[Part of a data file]
>>>>>
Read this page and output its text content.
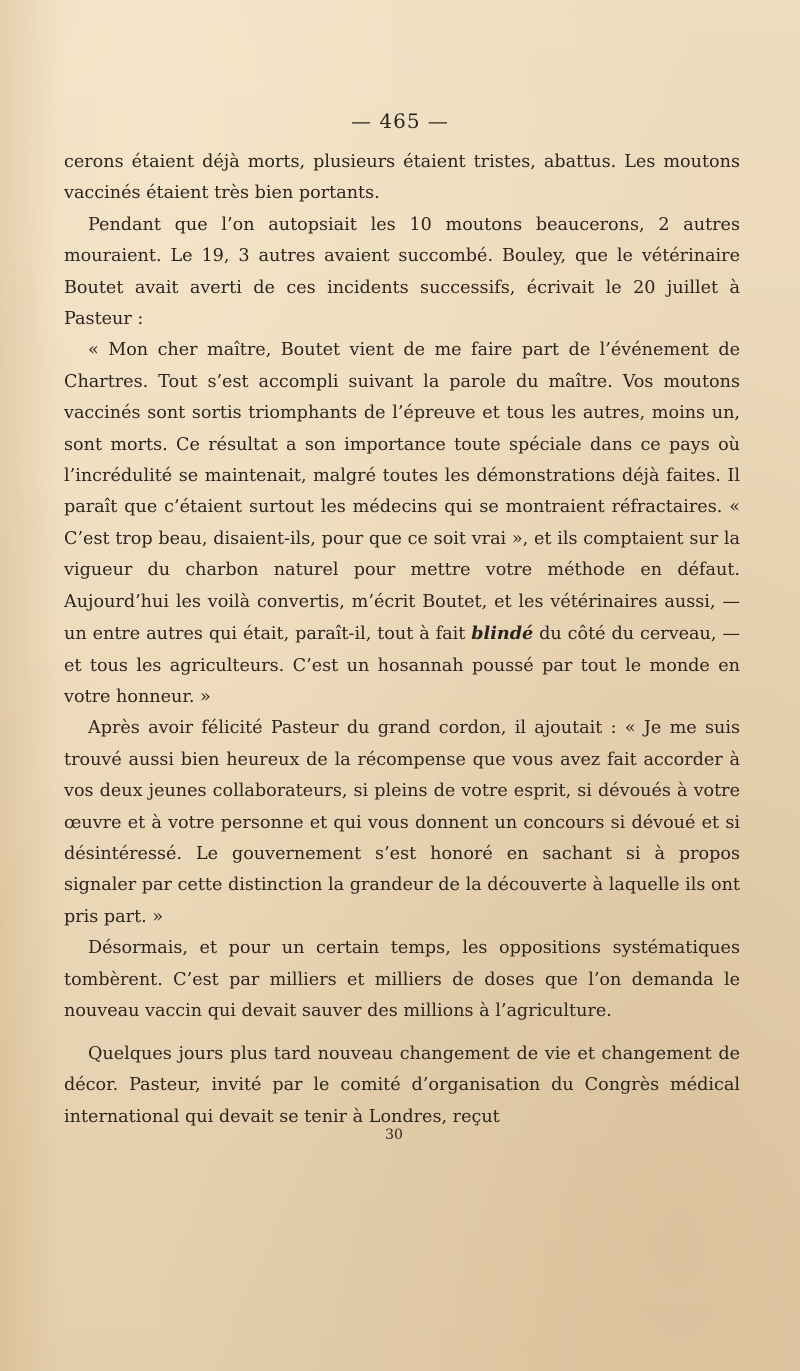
— 465 —

cerons étaient déjà morts, plusieurs étaient tristes, abattus. Les moutons vaccinés étaient très bien portants.

Pendant que l’on autopsiait les 10 moutons beaucerons, 2 autres mouraient. Le 19, 3 autres avaient succombé. Bouley, que le vétérinaire Boutet avait averti de ces incidents successifs, écrivait le 20 juillet à Pasteur :

« Mon cher maître, Boutet vient de me faire part de l’événement de Chartres. Tout s’est accompli suivant la parole du maître. Vos moutons vaccinés sont sortis triomphants de l’épreuve et tous les autres, moins un, sont morts. Ce résultat a son importance toute spéciale dans ce pays où l’incrédulité se maintenait, malgré toutes les démonstrations déjà faites. Il paraît que c’étaient surtout les médecins qui se montraient réfractaires. « C’est trop beau, disaient-ils, pour que ce soit vrai », et ils comptaient sur la vigueur du charbon naturel pour mettre votre méthode en défaut. Aujourd’hui les voilà convertis, m’écrit Boutet, et les vétérinaires aussi, — un entre autres qui était, paraît-il, tout à fait blindé du côté du cerveau, — et tous les agriculteurs. C’est un hosannah poussé par tout le monde en votre honneur. »

Après avoir félicité Pasteur du grand cordon, il ajoutait : « Je me suis trouvé aussi bien heureux de la récompense que vous avez fait accorder à vos deux jeunes collaborateurs, si pleins de votre esprit, si dévoués à votre œuvre et à votre personne et qui vous donnent un concours si dévoué et si désintéressé. Le gouvernement s’est honoré en sachant si à propos signaler par cette distinction la grandeur de la découverte à laquelle ils ont pris part. »

Désormais, et pour un certain temps, les oppositions systématiques tombèrent. C’est par milliers et milliers de doses que l’on demanda le nouveau vaccin qui devait sauver des millions à l’agriculture.

Quelques jours plus tard nouveau changement de vie et changement de décor. Pasteur, invité par le comité d’organisation du Congrès médical international qui devait se tenir à Londres, reçut

30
<<<<<
* Given request: Filter the entries and copy out every line with the word "devait".

* Output for this exercise:
Désormais, et pour un certain temps, les oppositions systématiques tombèrent. C’est par milliers et milliers de doses que l’on demanda le nouveau vaccin qui devait sauver des millions à l’agriculture.
Quelques jours plus tard nouveau changement de vie et changement de décor. Pasteur, invité par le comité d’organisation du Congrès médical international qui devait se tenir à Londres, reçut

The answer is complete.